### ASSIGNMENT
Look through the records, and wherever the string "diabetic" turns up, copy out that line.

----

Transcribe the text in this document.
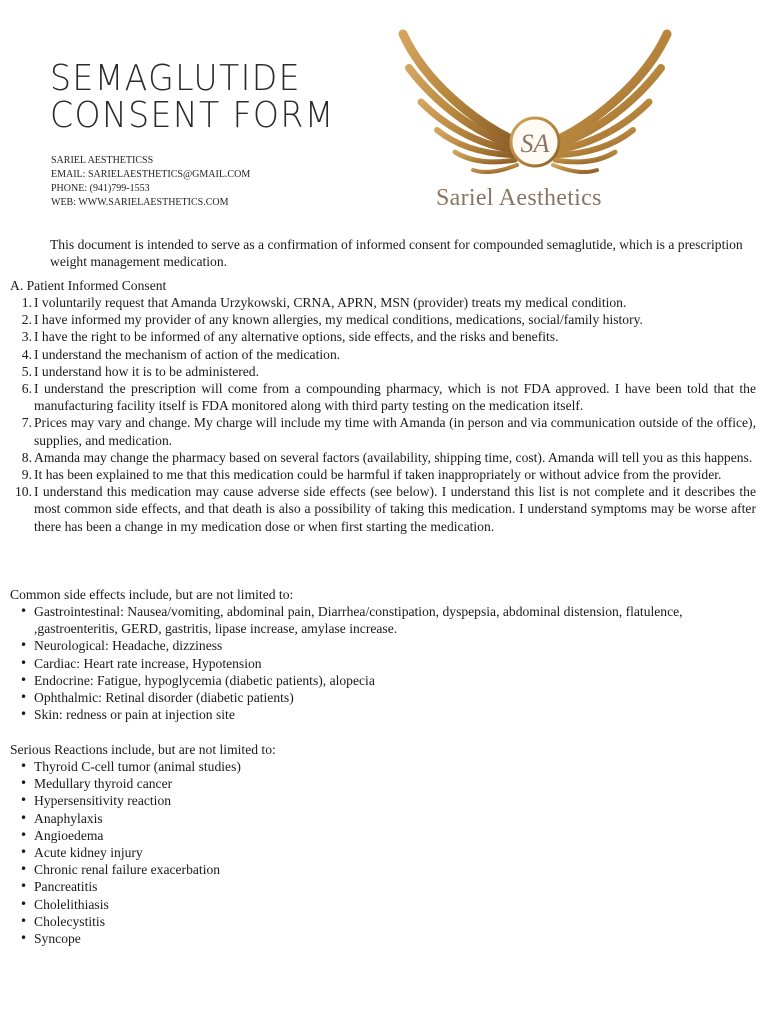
SEMAGLUTIDE
CONSENT FORM
SARIEL AESTHETICSS
EMAIL: SARIELAESTHETICS@GMAIL.COM
PHONE: (941)799-1553
WEB: WWW.SARIELAESTHETICS.COM
SA
Sariel Aesthetics
This document is intended to serve as a confirmation of informed consent for compounded semaglutide, which is a prescription weight management medication.
A. Patient Informed Consent
1. I voluntarily request that Amanda Urzykowski, CRNA, APRN, MSN (provider) treats my medical condition.
2. I have informed my provider of any known allergies, my medical conditions, medications, social/family history.
3. I have the right to be informed of any alternative options, side effects, and the risks and benefits.
4. I understand the mechanism of action of the medication.
5. I understand how it is to be administered.
6. I understand the prescription will come from a compounding pharmacy, which is not FDA approved. I have been told that the manufacturing facility itself is FDA monitored along with third party testing on the medication itself.
7. Prices may vary and change. My charge will include my time with Amanda (in person and via communication outside of the office), supplies, and medication.
8. Amanda may change the pharmacy based on several factors (availability, shipping time, cost). Amanda will tell you as this happens.
9. It has been explained to me that this medication could be harmful if taken inappropriately or without advice from the provider.
10. I understand this medication may cause adverse side effects (see below). I understand this list is not complete and it describes the most common side effects, and that death is also a possibility of taking this medication. I understand symptoms may be worse after there has been a change in my medication dose or when first starting the medication.
Common side effects include, but are not limited to:
• Gastrointestinal: Nausea/vomiting, abdominal pain, Diarrhea/constipation, dyspepsia, abdominal distension, flatulence, ,gastroenteritis, GERD, gastritis, lipase increase, amylase increase.
• Neurological: Headache, dizziness
• Cardiac: Heart rate increase, Hypotension
• Endocrine: Fatigue, hypoglycemia (diabetic patients), alopecia
• Ophthalmic: Retinal disorder (diabetic patients)
• Skin: redness or pain at injection site
Serious Reactions include, but are not limited to:
• Thyroid C-cell tumor (animal studies)
• Medullary thyroid cancer
• Hypersensitivity reaction
• Anaphylaxis
• Angioedema
• Acute kidney injury
• Chronic renal failure exacerbation
• Pancreatitis
• Cholelithiasis
• Cholecystitis
• Syncope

----

### RESPONSE TO THE EXERCISE
• Endocrine: Fatigue, hypoglycemia (diabetic patients), alopecia
• Ophthalmic: Retinal disorder (diabetic patients)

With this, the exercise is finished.